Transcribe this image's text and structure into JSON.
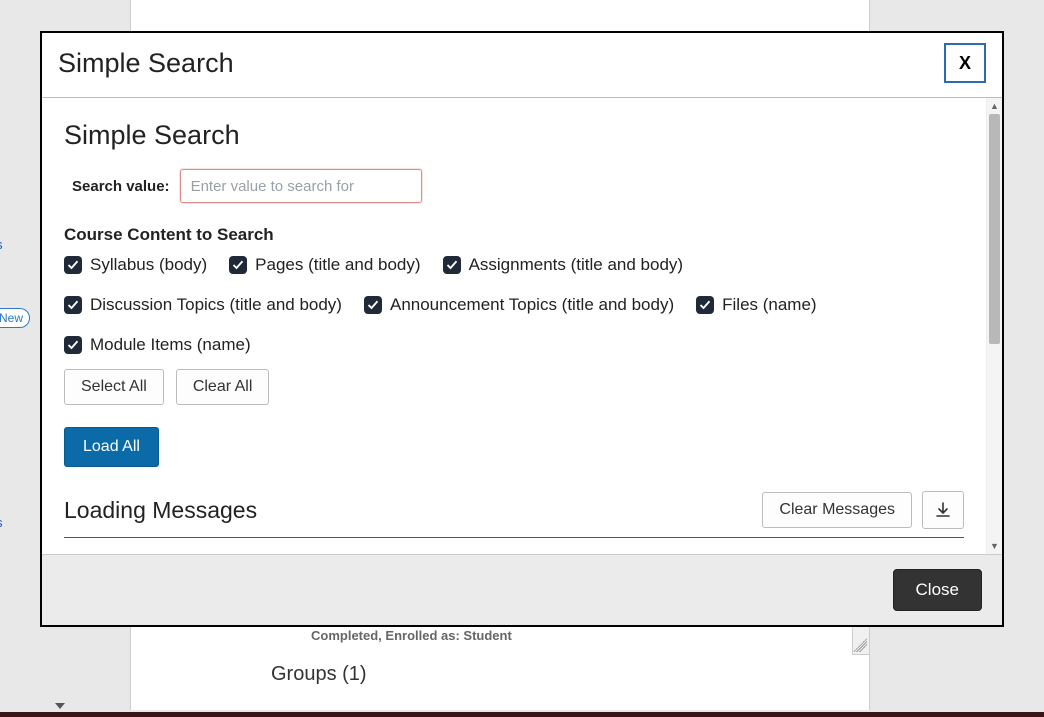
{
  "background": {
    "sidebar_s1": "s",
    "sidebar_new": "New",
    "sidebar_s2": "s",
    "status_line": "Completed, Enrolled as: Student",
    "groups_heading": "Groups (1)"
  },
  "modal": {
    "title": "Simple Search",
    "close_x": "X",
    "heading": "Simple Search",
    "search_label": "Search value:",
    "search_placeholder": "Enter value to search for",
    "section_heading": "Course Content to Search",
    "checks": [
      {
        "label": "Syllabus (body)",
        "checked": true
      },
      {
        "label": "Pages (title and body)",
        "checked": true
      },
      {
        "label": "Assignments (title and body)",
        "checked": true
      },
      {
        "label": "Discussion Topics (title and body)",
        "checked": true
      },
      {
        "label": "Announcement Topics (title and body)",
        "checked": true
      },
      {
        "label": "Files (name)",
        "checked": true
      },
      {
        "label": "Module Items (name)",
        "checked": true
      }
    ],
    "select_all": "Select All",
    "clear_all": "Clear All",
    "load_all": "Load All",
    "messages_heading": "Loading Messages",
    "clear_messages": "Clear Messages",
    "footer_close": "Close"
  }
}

:::

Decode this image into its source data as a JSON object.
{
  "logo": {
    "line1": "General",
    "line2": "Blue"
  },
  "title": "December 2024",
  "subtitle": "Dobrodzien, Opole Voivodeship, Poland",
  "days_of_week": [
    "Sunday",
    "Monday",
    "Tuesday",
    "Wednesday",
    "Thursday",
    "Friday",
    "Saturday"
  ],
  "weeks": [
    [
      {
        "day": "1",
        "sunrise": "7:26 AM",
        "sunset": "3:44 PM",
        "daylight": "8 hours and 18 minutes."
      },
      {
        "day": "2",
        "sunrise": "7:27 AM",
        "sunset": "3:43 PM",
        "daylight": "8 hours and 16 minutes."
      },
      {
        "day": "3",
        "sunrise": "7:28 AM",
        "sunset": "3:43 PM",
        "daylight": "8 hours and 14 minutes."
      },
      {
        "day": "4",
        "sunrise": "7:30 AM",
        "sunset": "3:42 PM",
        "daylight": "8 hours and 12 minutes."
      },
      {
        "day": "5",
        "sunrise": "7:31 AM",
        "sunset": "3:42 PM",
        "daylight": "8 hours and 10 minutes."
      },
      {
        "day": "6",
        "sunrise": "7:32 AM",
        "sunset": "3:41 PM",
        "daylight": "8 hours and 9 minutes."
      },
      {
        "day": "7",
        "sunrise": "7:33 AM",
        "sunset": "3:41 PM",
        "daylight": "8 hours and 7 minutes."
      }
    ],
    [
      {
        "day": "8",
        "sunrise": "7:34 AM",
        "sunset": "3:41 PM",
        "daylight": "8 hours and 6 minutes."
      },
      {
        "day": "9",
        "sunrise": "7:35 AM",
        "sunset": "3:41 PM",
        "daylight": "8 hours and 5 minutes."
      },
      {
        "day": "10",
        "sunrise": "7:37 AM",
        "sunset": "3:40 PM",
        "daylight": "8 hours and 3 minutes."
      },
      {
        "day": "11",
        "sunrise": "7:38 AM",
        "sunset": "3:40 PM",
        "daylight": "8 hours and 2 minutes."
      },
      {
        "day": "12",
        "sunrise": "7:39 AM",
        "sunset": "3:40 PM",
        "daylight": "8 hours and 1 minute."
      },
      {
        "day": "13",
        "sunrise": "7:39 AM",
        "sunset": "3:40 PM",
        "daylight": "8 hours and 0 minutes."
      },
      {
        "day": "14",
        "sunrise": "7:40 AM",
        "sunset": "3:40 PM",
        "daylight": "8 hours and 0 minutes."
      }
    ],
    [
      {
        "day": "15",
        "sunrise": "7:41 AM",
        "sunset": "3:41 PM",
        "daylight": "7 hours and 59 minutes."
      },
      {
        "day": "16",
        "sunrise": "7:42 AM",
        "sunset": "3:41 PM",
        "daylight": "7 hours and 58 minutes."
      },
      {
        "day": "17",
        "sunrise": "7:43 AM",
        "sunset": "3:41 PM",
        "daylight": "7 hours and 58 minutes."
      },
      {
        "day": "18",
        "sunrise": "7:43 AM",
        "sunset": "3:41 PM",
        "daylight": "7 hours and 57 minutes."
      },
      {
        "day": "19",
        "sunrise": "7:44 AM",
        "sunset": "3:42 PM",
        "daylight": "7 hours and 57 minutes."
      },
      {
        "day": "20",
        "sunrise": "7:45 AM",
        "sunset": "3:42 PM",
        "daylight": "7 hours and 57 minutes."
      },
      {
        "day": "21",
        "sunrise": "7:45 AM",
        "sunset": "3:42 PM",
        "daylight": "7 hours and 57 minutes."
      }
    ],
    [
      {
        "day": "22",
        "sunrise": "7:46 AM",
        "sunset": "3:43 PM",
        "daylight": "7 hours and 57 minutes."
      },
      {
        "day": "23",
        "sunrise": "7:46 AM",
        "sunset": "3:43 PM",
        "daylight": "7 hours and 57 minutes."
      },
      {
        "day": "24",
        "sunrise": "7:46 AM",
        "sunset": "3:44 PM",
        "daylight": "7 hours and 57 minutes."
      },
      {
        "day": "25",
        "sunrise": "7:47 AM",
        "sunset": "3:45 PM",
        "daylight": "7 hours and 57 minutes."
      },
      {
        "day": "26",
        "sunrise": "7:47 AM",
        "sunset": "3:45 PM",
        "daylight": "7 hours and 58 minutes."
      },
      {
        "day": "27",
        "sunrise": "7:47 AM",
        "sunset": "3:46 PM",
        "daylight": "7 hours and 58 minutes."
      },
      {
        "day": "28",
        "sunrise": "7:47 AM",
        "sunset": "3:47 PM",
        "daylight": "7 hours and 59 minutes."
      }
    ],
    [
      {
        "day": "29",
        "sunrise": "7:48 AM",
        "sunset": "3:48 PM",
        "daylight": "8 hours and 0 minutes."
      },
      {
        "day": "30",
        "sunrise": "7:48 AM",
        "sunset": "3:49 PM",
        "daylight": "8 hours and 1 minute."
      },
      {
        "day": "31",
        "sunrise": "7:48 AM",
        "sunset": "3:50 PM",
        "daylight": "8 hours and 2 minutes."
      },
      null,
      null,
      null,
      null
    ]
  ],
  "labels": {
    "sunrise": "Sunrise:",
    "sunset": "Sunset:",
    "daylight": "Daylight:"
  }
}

:::

Compute how many lines include the string "JSON", then give that number by itself.

2